**To do:**
Look through the data below and work out how many lines contain the string "title". Give the number alone.

**Information provided:**
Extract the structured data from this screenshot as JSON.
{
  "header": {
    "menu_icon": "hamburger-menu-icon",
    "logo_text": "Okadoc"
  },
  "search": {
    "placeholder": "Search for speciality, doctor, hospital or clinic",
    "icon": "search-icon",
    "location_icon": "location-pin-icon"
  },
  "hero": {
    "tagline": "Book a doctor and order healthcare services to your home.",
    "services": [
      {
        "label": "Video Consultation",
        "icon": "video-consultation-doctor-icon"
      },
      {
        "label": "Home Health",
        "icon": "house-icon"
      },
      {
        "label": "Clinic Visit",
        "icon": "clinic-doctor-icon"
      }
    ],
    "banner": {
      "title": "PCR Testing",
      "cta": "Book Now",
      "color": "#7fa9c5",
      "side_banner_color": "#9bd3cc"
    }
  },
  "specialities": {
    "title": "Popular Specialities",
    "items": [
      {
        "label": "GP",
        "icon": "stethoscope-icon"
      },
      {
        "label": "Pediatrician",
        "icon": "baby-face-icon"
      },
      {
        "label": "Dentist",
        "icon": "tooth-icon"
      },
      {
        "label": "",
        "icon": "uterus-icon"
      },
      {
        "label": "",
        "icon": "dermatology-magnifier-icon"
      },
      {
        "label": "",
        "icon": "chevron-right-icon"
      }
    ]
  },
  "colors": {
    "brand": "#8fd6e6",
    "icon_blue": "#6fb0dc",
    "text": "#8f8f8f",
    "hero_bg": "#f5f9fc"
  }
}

**Task result:**
2